_Records from a collection_

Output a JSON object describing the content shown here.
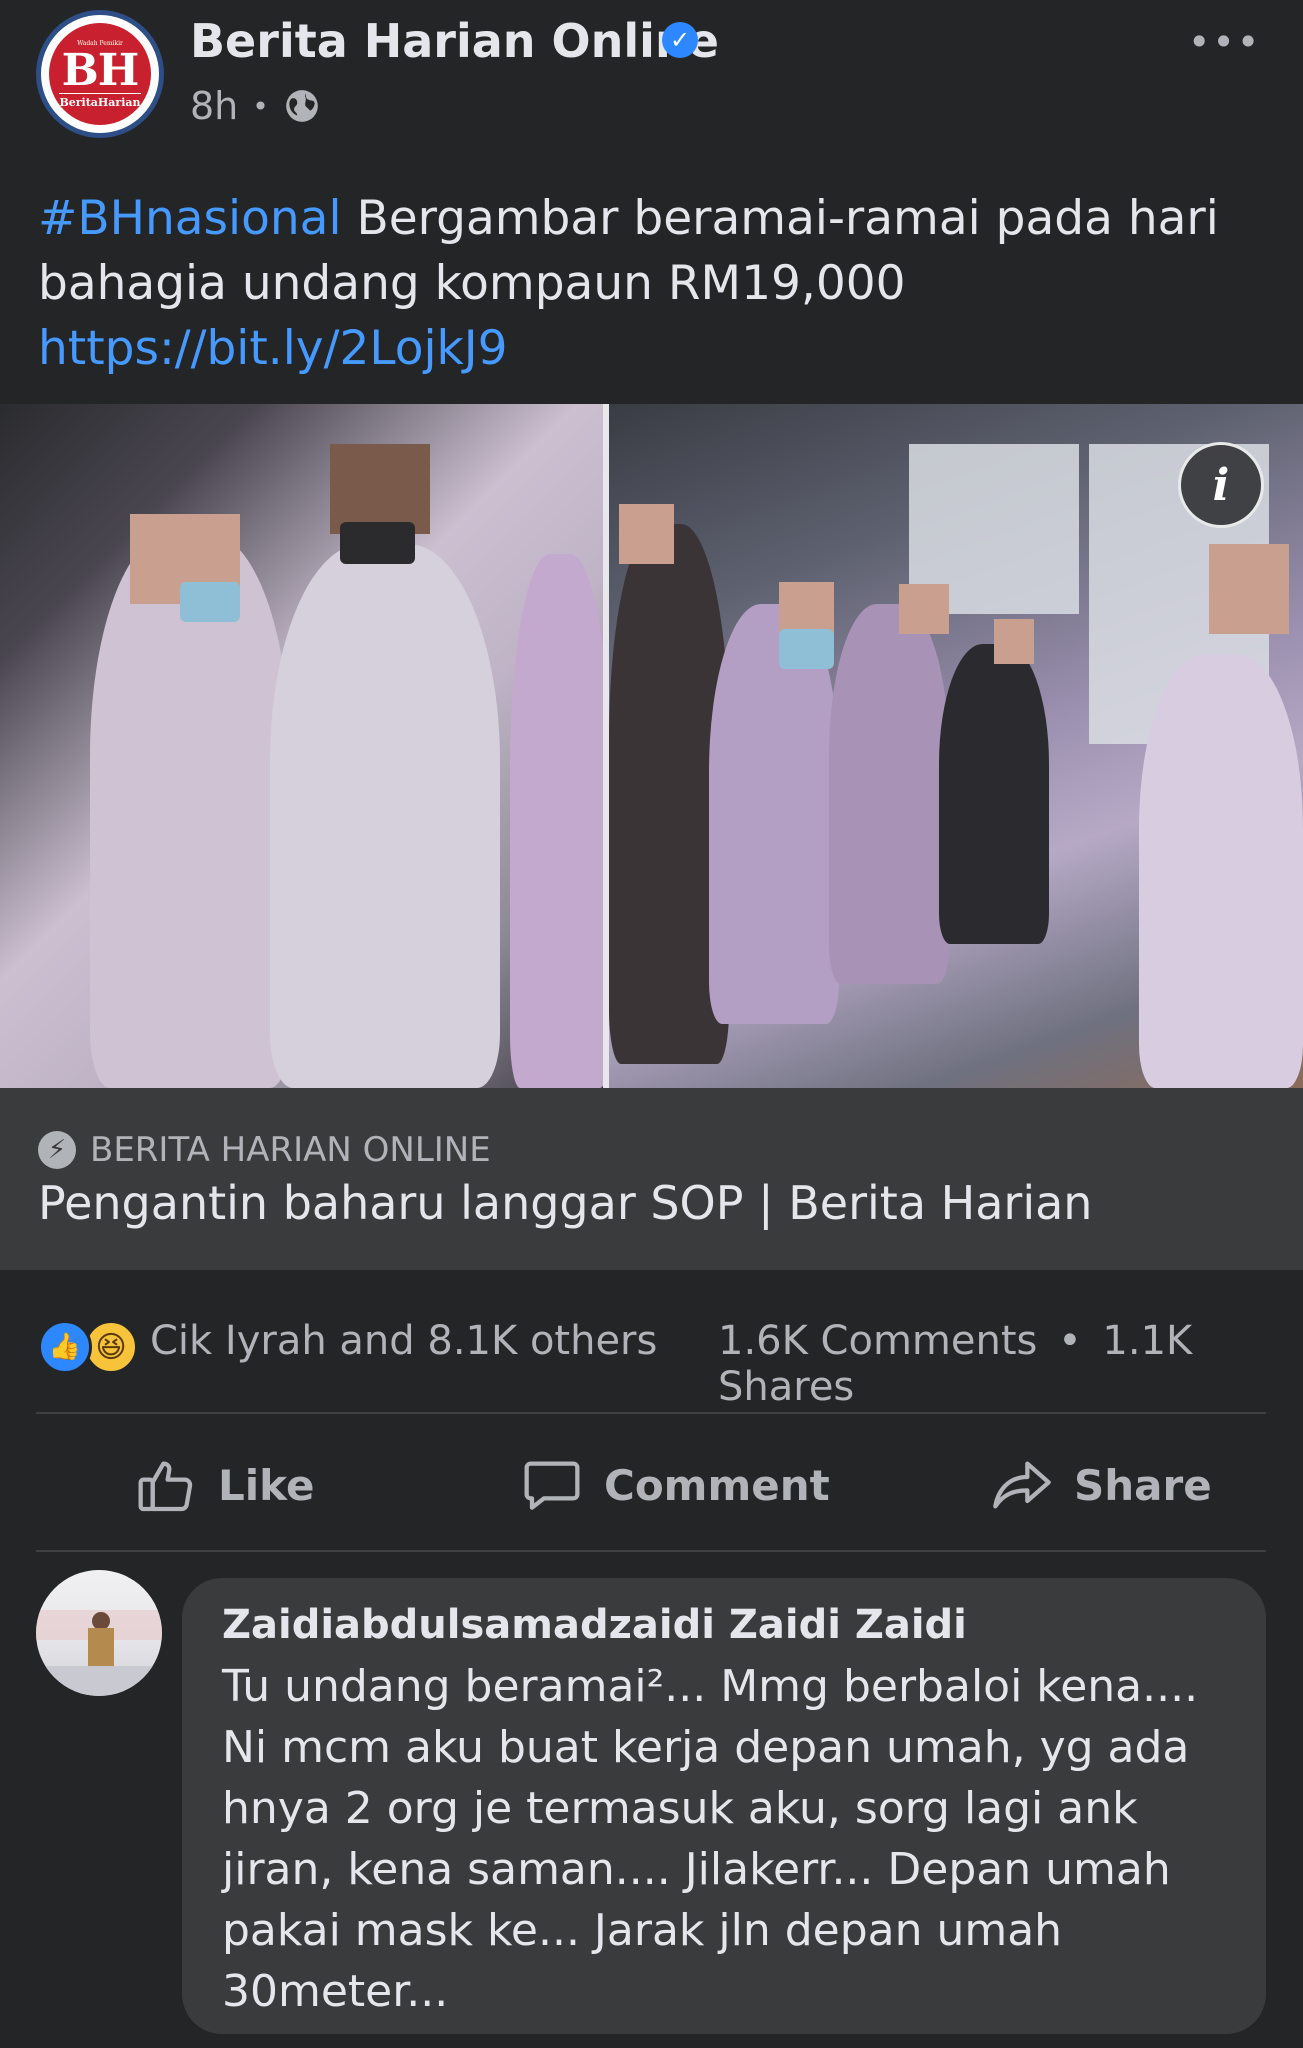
{
  "post": {
    "page_name": "Berita Harian Online",
    "verified_icon": "verified-check-icon",
    "time": "8h",
    "separator": "•",
    "privacy_icon": "globe-icon",
    "more_label": "•••",
    "logo": {
      "mark": "BH",
      "tagline": "Wadah Pemikir",
      "subtext": "BeritaHarian"
    },
    "hashtag": "#BHnasional",
    "text": " Bergambar beramai-ramai pada hari bahagia undang kompaun RM19,000",
    "link": "https://bit.ly/2LojkJ9"
  },
  "media": {
    "info_label": "i"
  },
  "preview": {
    "source_icon": "bolt-icon",
    "source": "BERITA HARIAN ONLINE",
    "title": "Pengantin baharu langgar SOP | Berita Harian"
  },
  "stats": {
    "reactions_text": "Cik Iyrah and 8.1K others",
    "comments": "1.6K Comments",
    "dot": "•",
    "shares": "1.1K Shares"
  },
  "actions": {
    "like": "Like",
    "comment": "Comment",
    "share": "Share"
  },
  "comment": {
    "author": "Zaidiabdulsamadzaidi Zaidi Zaidi",
    "text": "Tu undang beramai²... Mmg berbaloi kena.... Ni mcm aku buat kerja depan umah, yg ada hnya 2 org je termasuk aku, sorg lagi ank jiran, kena saman.... Jilakerr... Depan umah pakai mask ke... Jarak jln depan umah 30meter..."
  },
  "colors": {
    "background": "#242526",
    "link": "#4599ff",
    "secondary_text": "#b0b3b8",
    "bubble": "#3a3b3c"
  }
}
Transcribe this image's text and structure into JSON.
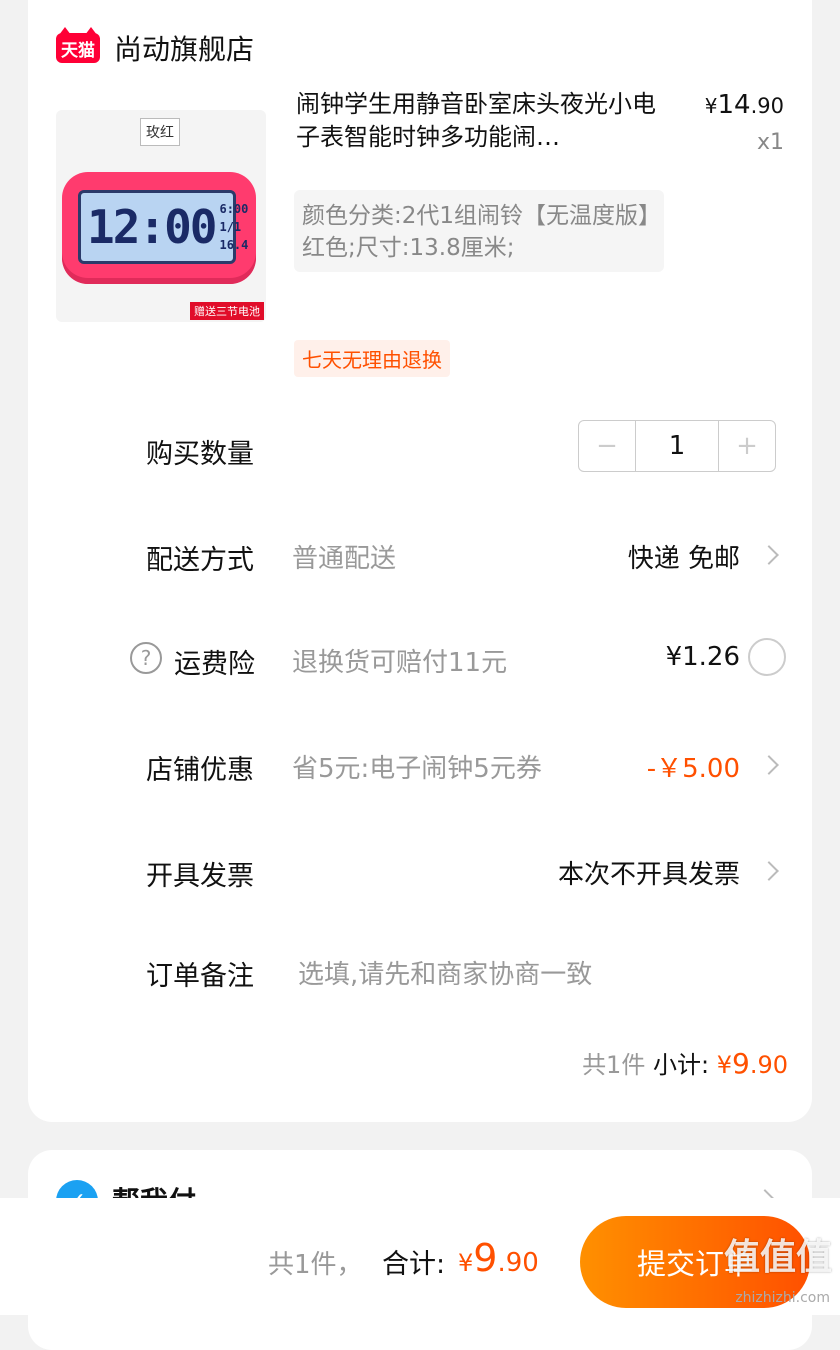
{
  "shop": {
    "logo_text": "天猫",
    "name": "尚动旗舰店"
  },
  "product": {
    "image_tag": "玫红",
    "image_clock_time": "12:00",
    "image_clock_side": [
      "6:00",
      "1/1",
      "16.4"
    ],
    "image_banner": "赠送三节电池",
    "title": "闹钟学生用静音卧室床头夜光小电子表智能时钟多功能闹…",
    "price_yen": "¥",
    "price_int": "14",
    "price_dec": ".90",
    "quantity_label": "x1",
    "sku": "颜色分类:2代1组闹铃【无温度版】红色;尺寸:13.8厘米;",
    "tag_return": "七天无理由退换"
  },
  "quantity": {
    "label": "购买数量",
    "minus": "−",
    "value": "1",
    "plus": "+"
  },
  "delivery": {
    "label": "配送方式",
    "mid": "普通配送",
    "right": "快递 免邮"
  },
  "insurance": {
    "help_icon": "?",
    "label": "运费险",
    "mid": "退换货可赔付11元",
    "right": "¥1.26"
  },
  "discount": {
    "label": "店铺优惠",
    "mid": "省5元:电子闹钟5元券",
    "right": "-￥5.00"
  },
  "invoice": {
    "label": "开具发票",
    "right": "本次不开具发票"
  },
  "note": {
    "label": "订单备注",
    "placeholder": "选填,请先和商家协商一致"
  },
  "subtotal": {
    "count": "共1件",
    "label": "小计:",
    "yen": "¥",
    "int": "9",
    "dec": ".90"
  },
  "pay_for_me": {
    "label": "帮我付"
  },
  "bottom": {
    "count": "共1件，",
    "total_label": "合计:",
    "yen": "¥",
    "int": "9",
    "dec": ".90",
    "submit": "提交订单"
  },
  "watermark": {
    "text": "值值值",
    "url": "zhizhizhi.com"
  },
  "colors": {
    "accent": "#ff5000",
    "tmall_red": "#ff0036",
    "button_start": "#ff9000"
  }
}
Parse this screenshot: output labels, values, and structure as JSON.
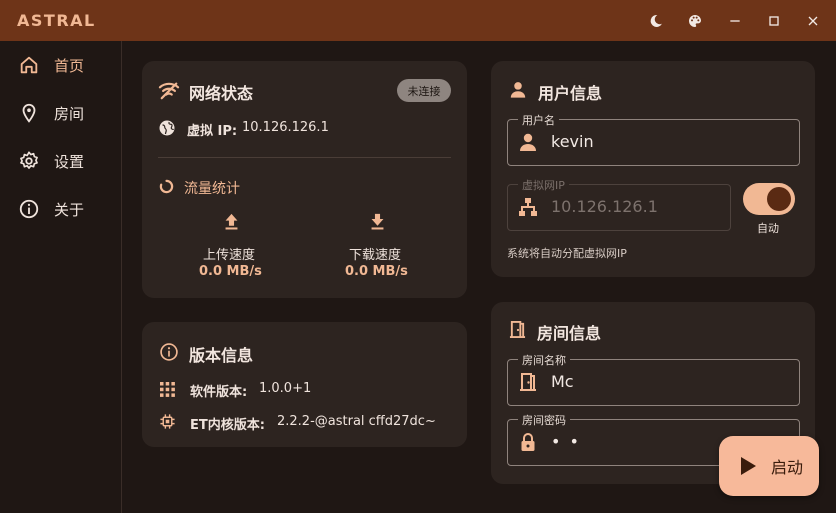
{
  "window": {
    "app_title": "ASTRAL",
    "controls": [
      "theme-toggle",
      "palette",
      "minimize",
      "maximize",
      "close"
    ]
  },
  "sidebar": {
    "items": [
      {
        "label": "首页",
        "icon": "home-icon",
        "active": true
      },
      {
        "label": "房间",
        "icon": "location-pin-icon",
        "active": false
      },
      {
        "label": "设置",
        "icon": "gear-icon",
        "active": false
      },
      {
        "label": "关于",
        "icon": "info-icon",
        "active": false
      }
    ]
  },
  "network": {
    "title": "网络状态",
    "status_badge": "未连接",
    "ip_label": "虚拟 IP:",
    "ip_value": "10.126.126.1",
    "traffic_title": "流量统计",
    "upload_label": "上传速度",
    "upload_value": "0.0 MB/s",
    "download_label": "下载速度",
    "download_value": "0.0 MB/s"
  },
  "version": {
    "title": "版本信息",
    "software_label": "软件版本:",
    "software_value": "1.0.0+1",
    "core_label": "ET内核版本:",
    "core_value": "2.2.2-@astral cffd27dc~"
  },
  "user": {
    "title": "用户信息",
    "username_label": "用户名",
    "username_value": "kevin",
    "vip_label": "虚拟网IP",
    "vip_value": "10.126.126.1",
    "auto_label": "自动",
    "auto_enabled": true,
    "hint": "系统将自动分配虚拟网IP"
  },
  "room": {
    "title": "房间信息",
    "name_label": "房间名称",
    "name_value": "Mc",
    "password_label": "房间密码",
    "password_value": "• •"
  },
  "start_button": {
    "label": "启动"
  },
  "colors": {
    "accent": "#f1b894",
    "titlebar": "#6e3418",
    "card": "#2d2420",
    "background": "#1f1714"
  }
}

_Written instruction_
Extract the entries in full, exactly as they are, minus the pictures.

_Expected output_
Output a JSON object describing the content shown here.
{
  "post": {
    "page_name": "Berita Harian Online",
    "verified_icon": "verified-check-icon",
    "time": "8h",
    "separator": "•",
    "privacy_icon": "globe-icon",
    "more_label": "•••",
    "logo": {
      "mark": "BH",
      "tagline": "Wadah Pemikir",
      "subtext": "BeritaHarian"
    },
    "hashtag": "#BHnasional",
    "text": " Bergambar beramai-ramai pada hari bahagia undang kompaun RM19,000",
    "link": "https://bit.ly/2LojkJ9"
  },
  "media": {
    "info_label": "i"
  },
  "preview": {
    "source_icon": "bolt-icon",
    "source": "BERITA HARIAN ONLINE",
    "title": "Pengantin baharu langgar SOP | Berita Harian"
  },
  "stats": {
    "reactions_text": "Cik Iyrah and 8.1K others",
    "comments": "1.6K Comments",
    "dot": "•",
    "shares": "1.1K Shares"
  },
  "actions": {
    "like": "Like",
    "comment": "Comment",
    "share": "Share"
  },
  "comment": {
    "author": "Zaidiabdulsamadzaidi Zaidi Zaidi",
    "text": "Tu undang beramai²... Mmg berbaloi kena.... Ni mcm aku buat kerja depan umah, yg ada hnya 2 org je termasuk aku, sorg lagi ank jiran, kena saman.... Jilakerr... Depan umah pakai mask ke... Jarak jln depan umah 30meter..."
  },
  "colors": {
    "background": "#242526",
    "link": "#4599ff",
    "secondary_text": "#b0b3b8",
    "bubble": "#3a3b3c"
  }
}
Transcribe this image's text and structure into JSON.
{
  "shop": {
    "logo_text": "天猫",
    "name": "尚动旗舰店"
  },
  "product": {
    "image_tag": "玫红",
    "image_clock_time": "12:00",
    "image_clock_side": [
      "6:00",
      "1/1",
      "16.4"
    ],
    "image_banner": "赠送三节电池",
    "title": "闹钟学生用静音卧室床头夜光小电子表智能时钟多功能闹…",
    "price_yen": "¥",
    "price_int": "14",
    "price_dec": ".90",
    "quantity_label": "x1",
    "sku": "颜色分类:2代1组闹铃【无温度版】红色;尺寸:13.8厘米;",
    "tag_return": "七天无理由退换"
  },
  "quantity": {
    "label": "购买数量",
    "minus": "−",
    "value": "1",
    "plus": "+"
  },
  "delivery": {
    "label": "配送方式",
    "mid": "普通配送",
    "right": "快递 免邮"
  },
  "insurance": {
    "help_icon": "?",
    "label": "运费险",
    "mid": "退换货可赔付11元",
    "right": "¥1.26"
  },
  "discount": {
    "label": "店铺优惠",
    "mid": "省5元:电子闹钟5元券",
    "right": "-￥5.00"
  },
  "invoice": {
    "label": "开具发票",
    "right": "本次不开具发票"
  },
  "note": {
    "label": "订单备注",
    "placeholder": "选填,请先和商家协商一致"
  },
  "subtotal": {
    "count": "共1件",
    "label": "小计:",
    "yen": "¥",
    "int": "9",
    "dec": ".90"
  },
  "pay_for_me": {
    "label": "帮我付"
  },
  "bottom": {
    "count": "共1件，",
    "total_label": "合计:",
    "yen": "¥",
    "int": "9",
    "dec": ".90",
    "submit": "提交订单"
  },
  "watermark": {
    "text": "值值值",
    "url": "zhizhizhi.com"
  },
  "colors": {
    "accent": "#ff5000",
    "tmall_red": "#ff0036",
    "button_start": "#ff9000"
  }
}
Parse this screenshot: output labels, values, and structure as JSON.
{
  "window": {
    "app_title": "ASTRAL",
    "controls": [
      "theme-toggle",
      "palette",
      "minimize",
      "maximize",
      "close"
    ]
  },
  "sidebar": {
    "items": [
      {
        "label": "首页",
        "icon": "home-icon",
        "active": true
      },
      {
        "label": "房间",
        "icon": "location-pin-icon",
        "active": false
      },
      {
        "label": "设置",
        "icon": "gear-icon",
        "active": false
      },
      {
        "label": "关于",
        "icon": "info-icon",
        "active": false
      }
    ]
  },
  "network": {
    "title": "网络状态",
    "status_badge": "未连接",
    "ip_label": "虚拟 IP:",
    "ip_value": "10.126.126.1",
    "traffic_title": "流量统计",
    "upload_label": "上传速度",
    "upload_value": "0.0 MB/s",
    "download_label": "下载速度",
    "download_value": "0.0 MB/s"
  },
  "version": {
    "title": "版本信息",
    "software_label": "软件版本:",
    "software_value": "1.0.0+1",
    "core_label": "ET内核版本:",
    "core_value": "2.2.2-@astral cffd27dc~"
  },
  "user": {
    "title": "用户信息",
    "username_label": "用户名",
    "username_value": "kevin",
    "vip_label": "虚拟网IP",
    "vip_value": "10.126.126.1",
    "auto_label": "自动",
    "auto_enabled": true,
    "hint": "系统将自动分配虚拟网IP"
  },
  "room": {
    "title": "房间信息",
    "name_label": "房间名称",
    "name_value": "Mc",
    "password_label": "房间密码",
    "password_value": "• •"
  },
  "start_button": {
    "label": "启动"
  },
  "colors": {
    "accent": "#f1b894",
    "titlebar": "#6e3418",
    "card": "#2d2420",
    "background": "#1f1714"
  }
}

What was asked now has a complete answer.